### EXERCISE AIM
Output only the lines that run from the line holding "Serialize everything readable" to the end of the entries, both ends included, and skip the pictures.

Entries with figure data:
——

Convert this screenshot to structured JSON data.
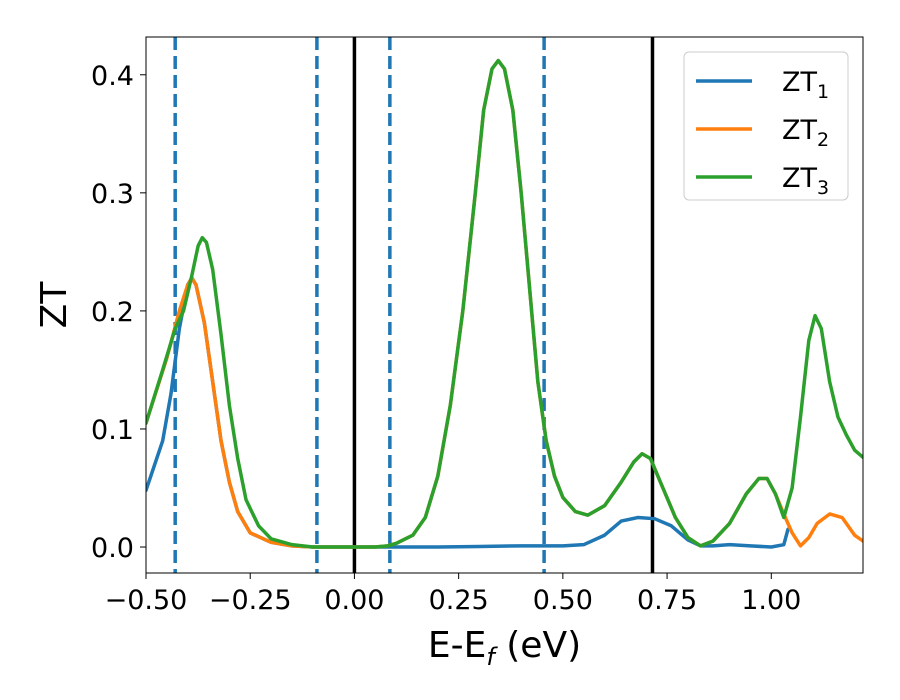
{
  "chart_data": {
    "type": "line",
    "xlabel": "E-E",
    "xlabel_sub": "f",
    "xlabel_unit": " (eV)",
    "ylabel": "ZT",
    "xlim": [
      -0.5,
      1.22
    ],
    "ylim": [
      -0.022,
      0.432
    ],
    "x_ticks": [
      -0.5,
      -0.25,
      0.0,
      0.25,
      0.5,
      0.75,
      1.0
    ],
    "x_tick_labels": [
      "−0.50",
      "−0.25",
      "0.00",
      "0.25",
      "0.50",
      "0.75",
      "1.00"
    ],
    "y_ticks": [
      0.0,
      0.1,
      0.2,
      0.3,
      0.4
    ],
    "y_tick_labels": [
      "0.0",
      "0.1",
      "0.2",
      "0.3",
      "0.4"
    ],
    "grid": false,
    "legend_position": "top-right",
    "vlines": [
      {
        "x": -0.43,
        "style": "dashed",
        "color": "#1f77b4"
      },
      {
        "x": -0.09,
        "style": "dashed",
        "color": "#1f77b4"
      },
      {
        "x": 0.0,
        "style": "solid",
        "color": "#000000"
      },
      {
        "x": 0.085,
        "style": "dashed",
        "color": "#1f77b4"
      },
      {
        "x": 0.455,
        "style": "dashed",
        "color": "#1f77b4"
      },
      {
        "x": 0.715,
        "style": "solid",
        "color": "#000000"
      }
    ],
    "series": [
      {
        "name": "ZT",
        "sub": "1",
        "color": "#1f77b4",
        "points": [
          [
            -0.5,
            0.048
          ],
          [
            -0.46,
            0.09
          ],
          [
            -0.44,
            0.13
          ],
          [
            -0.42,
            0.185
          ],
          [
            -0.4,
            0.222
          ],
          [
            -0.39,
            0.228
          ],
          [
            -0.38,
            0.222
          ],
          [
            -0.36,
            0.19
          ],
          [
            -0.34,
            0.14
          ],
          [
            -0.32,
            0.09
          ],
          [
            -0.3,
            0.055
          ],
          [
            -0.28,
            0.03
          ],
          [
            -0.25,
            0.012
          ],
          [
            -0.2,
            0.004
          ],
          [
            -0.15,
            0.001
          ],
          [
            -0.1,
            0.0
          ],
          [
            0.0,
            0.0
          ],
          [
            0.1,
            0.0
          ],
          [
            0.2,
            0.0
          ],
          [
            0.3,
            0.0005
          ],
          [
            0.4,
            0.001
          ],
          [
            0.5,
            0.001
          ],
          [
            0.55,
            0.002
          ],
          [
            0.6,
            0.01
          ],
          [
            0.64,
            0.022
          ],
          [
            0.68,
            0.025
          ],
          [
            0.72,
            0.024
          ],
          [
            0.76,
            0.018
          ],
          [
            0.8,
            0.006
          ],
          [
            0.83,
            0.001
          ],
          [
            0.86,
            0.001
          ],
          [
            0.9,
            0.002
          ],
          [
            0.95,
            0.001
          ],
          [
            1.0,
            0.0
          ],
          [
            1.03,
            0.002
          ],
          [
            1.04,
            0.015
          ]
        ]
      },
      {
        "name": "ZT",
        "sub": "2",
        "color": "#ff7f0e",
        "points": [
          [
            -0.5,
            0.105
          ],
          [
            -0.45,
            0.16
          ],
          [
            -0.42,
            0.2
          ],
          [
            -0.4,
            0.222
          ],
          [
            -0.39,
            0.228
          ],
          [
            -0.38,
            0.222
          ],
          [
            -0.36,
            0.19
          ],
          [
            -0.34,
            0.14
          ],
          [
            -0.32,
            0.09
          ],
          [
            -0.3,
            0.055
          ],
          [
            -0.28,
            0.03
          ],
          [
            -0.25,
            0.012
          ],
          [
            -0.2,
            0.004
          ],
          [
            -0.15,
            0.001
          ],
          [
            -0.1,
            0.0
          ],
          [
            0.0,
            0.0
          ],
          [
            0.05,
            0.0
          ],
          [
            0.08,
            0.001
          ],
          [
            0.1,
            0.003
          ],
          [
            0.14,
            0.01
          ],
          [
            0.17,
            0.025
          ],
          [
            0.2,
            0.06
          ],
          [
            0.23,
            0.12
          ],
          [
            0.26,
            0.2
          ],
          [
            0.29,
            0.3
          ],
          [
            0.31,
            0.37
          ],
          [
            0.33,
            0.405
          ],
          [
            0.345,
            0.412
          ],
          [
            0.36,
            0.405
          ],
          [
            0.38,
            0.37
          ],
          [
            0.4,
            0.3
          ],
          [
            0.42,
            0.22
          ],
          [
            0.44,
            0.14
          ],
          [
            0.46,
            0.09
          ],
          [
            0.48,
            0.06
          ],
          [
            0.5,
            0.042
          ],
          [
            0.53,
            0.03
          ],
          [
            0.56,
            0.027
          ],
          [
            0.6,
            0.035
          ],
          [
            0.64,
            0.055
          ],
          [
            0.67,
            0.072
          ],
          [
            0.69,
            0.079
          ],
          [
            0.71,
            0.075
          ],
          [
            0.74,
            0.05
          ],
          [
            0.77,
            0.025
          ],
          [
            0.8,
            0.008
          ],
          [
            0.83,
            0.001
          ],
          [
            0.86,
            0.005
          ],
          [
            0.9,
            0.02
          ],
          [
            0.94,
            0.045
          ],
          [
            0.97,
            0.058
          ],
          [
            0.99,
            0.058
          ],
          [
            1.01,
            0.045
          ],
          [
            1.03,
            0.028
          ],
          [
            1.05,
            0.012
          ],
          [
            1.07,
            0.001
          ],
          [
            1.09,
            0.008
          ],
          [
            1.11,
            0.02
          ],
          [
            1.14,
            0.028
          ],
          [
            1.17,
            0.025
          ],
          [
            1.2,
            0.01
          ],
          [
            1.22,
            0.005
          ]
        ]
      },
      {
        "name": "ZT",
        "sub": "3",
        "color": "#2ca02c",
        "points": [
          [
            -0.5,
            0.105
          ],
          [
            -0.46,
            0.15
          ],
          [
            -0.43,
            0.185
          ],
          [
            -0.41,
            0.2
          ],
          [
            -0.39,
            0.23
          ],
          [
            -0.375,
            0.255
          ],
          [
            -0.365,
            0.262
          ],
          [
            -0.355,
            0.258
          ],
          [
            -0.34,
            0.235
          ],
          [
            -0.32,
            0.18
          ],
          [
            -0.3,
            0.12
          ],
          [
            -0.28,
            0.075
          ],
          [
            -0.26,
            0.04
          ],
          [
            -0.23,
            0.018
          ],
          [
            -0.2,
            0.007
          ],
          [
            -0.15,
            0.002
          ],
          [
            -0.1,
            0.0
          ],
          [
            0.0,
            0.0
          ],
          [
            0.05,
            0.0
          ],
          [
            0.08,
            0.001
          ],
          [
            0.1,
            0.003
          ],
          [
            0.14,
            0.01
          ],
          [
            0.17,
            0.025
          ],
          [
            0.2,
            0.06
          ],
          [
            0.23,
            0.12
          ],
          [
            0.26,
            0.2
          ],
          [
            0.29,
            0.3
          ],
          [
            0.31,
            0.37
          ],
          [
            0.33,
            0.405
          ],
          [
            0.345,
            0.412
          ],
          [
            0.36,
            0.405
          ],
          [
            0.38,
            0.37
          ],
          [
            0.4,
            0.3
          ],
          [
            0.42,
            0.22
          ],
          [
            0.44,
            0.14
          ],
          [
            0.46,
            0.09
          ],
          [
            0.48,
            0.06
          ],
          [
            0.5,
            0.042
          ],
          [
            0.53,
            0.03
          ],
          [
            0.56,
            0.027
          ],
          [
            0.6,
            0.035
          ],
          [
            0.64,
            0.055
          ],
          [
            0.67,
            0.072
          ],
          [
            0.69,
            0.079
          ],
          [
            0.71,
            0.075
          ],
          [
            0.74,
            0.05
          ],
          [
            0.77,
            0.025
          ],
          [
            0.8,
            0.008
          ],
          [
            0.83,
            0.001
          ],
          [
            0.86,
            0.005
          ],
          [
            0.9,
            0.02
          ],
          [
            0.94,
            0.045
          ],
          [
            0.97,
            0.058
          ],
          [
            0.99,
            0.058
          ],
          [
            1.01,
            0.045
          ],
          [
            1.03,
            0.025
          ],
          [
            1.05,
            0.05
          ],
          [
            1.07,
            0.11
          ],
          [
            1.09,
            0.175
          ],
          [
            1.105,
            0.196
          ],
          [
            1.12,
            0.185
          ],
          [
            1.14,
            0.14
          ],
          [
            1.16,
            0.11
          ],
          [
            1.18,
            0.095
          ],
          [
            1.2,
            0.082
          ],
          [
            1.22,
            0.076
          ]
        ]
      }
    ]
  }
}
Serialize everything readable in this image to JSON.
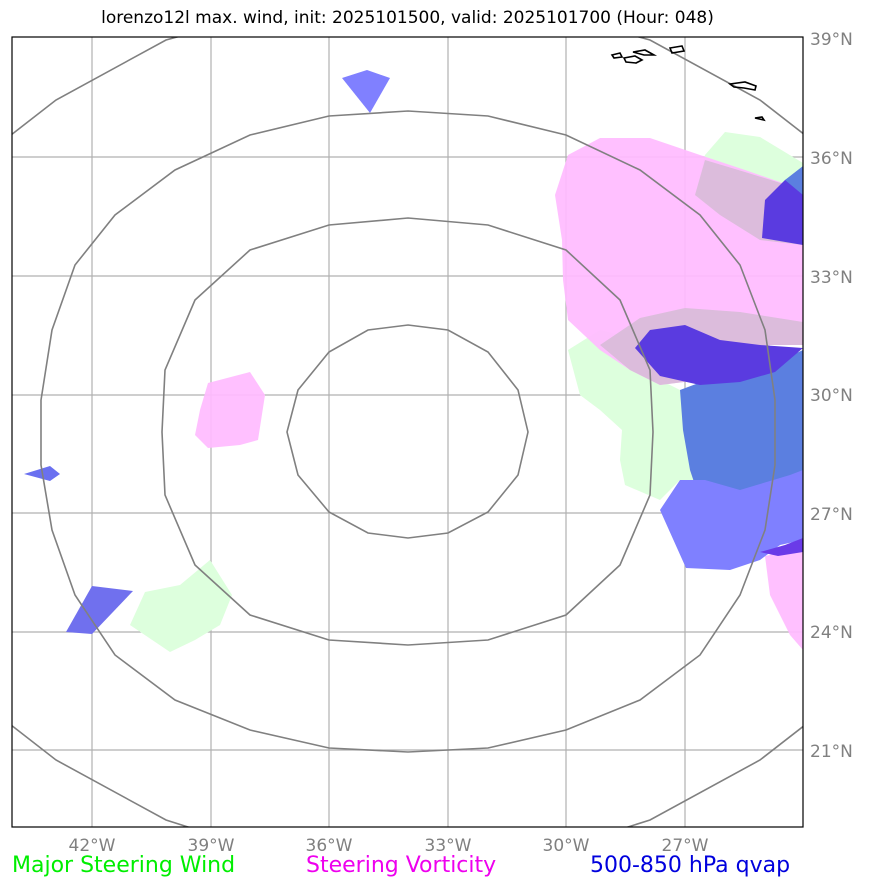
{
  "title": "lorenzo12l max. wind, init: 2025101500, valid: 2025101700 (Hour: 048)",
  "map": {
    "lat_labels": [
      "39°N",
      "36°N",
      "33°N",
      "30°N",
      "27°N",
      "24°N",
      "21°N"
    ],
    "lon_labels": [
      "42°W",
      "39°W",
      "36°W",
      "33°W",
      "30°W",
      "27°W"
    ],
    "colors": {
      "steering_wind": "#ddffdd",
      "steering_vorticity": "#ffbbff",
      "qvap_light": "#8080ff",
      "qvap_mid": "#5b7fe0",
      "qvap_dark": "#5a3be0",
      "range_rings": "#808080",
      "gridlines": "#b0b0b0",
      "coast": "#000000"
    }
  },
  "legend": {
    "steering_wind": "Major Steering Wind",
    "steering_vorticity": "Steering Vorticity",
    "qvap": "500-850 hPa qvap"
  }
}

——

### OUTPUT OF THE TASK
Serialize everything readable in this image to JSON.
{
  "title": "lorenzo12l max. wind, init: 2025101500, valid: 2025101700 (Hour: 048)",
  "map": {
    "lat_labels": [
      "39°N",
      "36°N",
      "33°N",
      "30°N",
      "27°N",
      "24°N",
      "21°N"
    ],
    "lon_labels": [
      "42°W",
      "39°W",
      "36°W",
      "33°W",
      "30°W",
      "27°W"
    ],
    "colors": {
      "steering_wind": "#ddffdd",
      "steering_vorticity": "#ffbbff",
      "qvap_light": "#8080ff",
      "qvap_mid": "#5b7fe0",
      "qvap_dark": "#5a3be0",
      "range_rings": "#808080",
      "gridlines": "#b0b0b0",
      "coast": "#000000"
    }
  },
  "legend": {
    "steering_wind": "Major Steering Wind",
    "steering_vorticity": "Steering Vorticity",
    "qvap": "500-850 hPa qvap"
  }
}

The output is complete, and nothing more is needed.